### Source records

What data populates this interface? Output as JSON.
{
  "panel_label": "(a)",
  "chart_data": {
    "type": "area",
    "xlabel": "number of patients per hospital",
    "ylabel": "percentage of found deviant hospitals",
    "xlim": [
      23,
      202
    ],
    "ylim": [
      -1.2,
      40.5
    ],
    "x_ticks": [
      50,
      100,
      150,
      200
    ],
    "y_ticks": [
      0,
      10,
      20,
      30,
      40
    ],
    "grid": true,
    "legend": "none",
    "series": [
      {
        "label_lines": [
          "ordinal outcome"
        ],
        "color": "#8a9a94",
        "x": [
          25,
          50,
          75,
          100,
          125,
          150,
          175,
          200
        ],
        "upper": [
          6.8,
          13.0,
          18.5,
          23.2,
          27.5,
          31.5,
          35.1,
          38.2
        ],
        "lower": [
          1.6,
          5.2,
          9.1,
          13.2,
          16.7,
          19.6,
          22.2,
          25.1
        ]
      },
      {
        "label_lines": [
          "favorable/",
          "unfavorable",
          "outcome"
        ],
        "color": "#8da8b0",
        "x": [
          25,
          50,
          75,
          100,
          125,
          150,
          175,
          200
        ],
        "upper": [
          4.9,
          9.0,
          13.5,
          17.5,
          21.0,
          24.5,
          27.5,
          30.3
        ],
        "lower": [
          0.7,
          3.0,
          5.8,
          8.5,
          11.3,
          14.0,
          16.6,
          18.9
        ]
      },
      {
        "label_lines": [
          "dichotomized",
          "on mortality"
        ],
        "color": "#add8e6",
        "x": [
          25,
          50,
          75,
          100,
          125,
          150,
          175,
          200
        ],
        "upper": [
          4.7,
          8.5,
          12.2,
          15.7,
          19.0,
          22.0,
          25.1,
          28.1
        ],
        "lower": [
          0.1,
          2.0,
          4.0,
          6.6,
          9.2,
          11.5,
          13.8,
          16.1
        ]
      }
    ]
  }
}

### Work order
Set down each entry again, exactly as written.

### Response box
What data populates this interface? Output as JSON.
{
  "panel_label": "(a)",
  "chart_data": {
    "type": "area",
    "xlabel": "number of patients per hospital",
    "ylabel": "percentage of found deviant hospitals",
    "xlim": [
      23,
      202
    ],
    "ylim": [
      -1.2,
      40.5
    ],
    "x_ticks": [
      50,
      100,
      150,
      200
    ],
    "y_ticks": [
      0,
      10,
      20,
      30,
      40
    ],
    "grid": true,
    "legend": "none",
    "series": [
      {
        "label_lines": [
          "ordinal outcome"
        ],
        "color": "#8a9a94",
        "x": [
          25,
          50,
          75,
          100,
          125,
          150,
          175,
          200
        ],
        "upper": [
          6.8,
          13.0,
          18.5,
          23.2,
          27.5,
          31.5,
          35.1,
          38.2
        ],
        "lower": [
          1.6,
          5.2,
          9.1,
          13.2,
          16.7,
          19.6,
          22.2,
          25.1
        ]
      },
      {
        "label_lines": [
          "favorable/",
          "unfavorable",
          "outcome"
        ],
        "color": "#8da8b0",
        "x": [
          25,
          50,
          75,
          100,
          125,
          150,
          175,
          200
        ],
        "upper": [
          4.9,
          9.0,
          13.5,
          17.5,
          21.0,
          24.5,
          27.5,
          30.3
        ],
        "lower": [
          0.7,
          3.0,
          5.8,
          8.5,
          11.3,
          14.0,
          16.6,
          18.9
        ]
      },
      {
        "label_lines": [
          "dichotomized",
          "on mortality"
        ],
        "color": "#add8e6",
        "x": [
          25,
          50,
          75,
          100,
          125,
          150,
          175,
          200
        ],
        "upper": [
          4.7,
          8.5,
          12.2,
          15.7,
          19.0,
          22.0,
          25.1,
          28.1
        ],
        "lower": [
          0.1,
          2.0,
          4.0,
          6.6,
          9.2,
          11.5,
          13.8,
          16.1
        ]
      }
    ]
  }
}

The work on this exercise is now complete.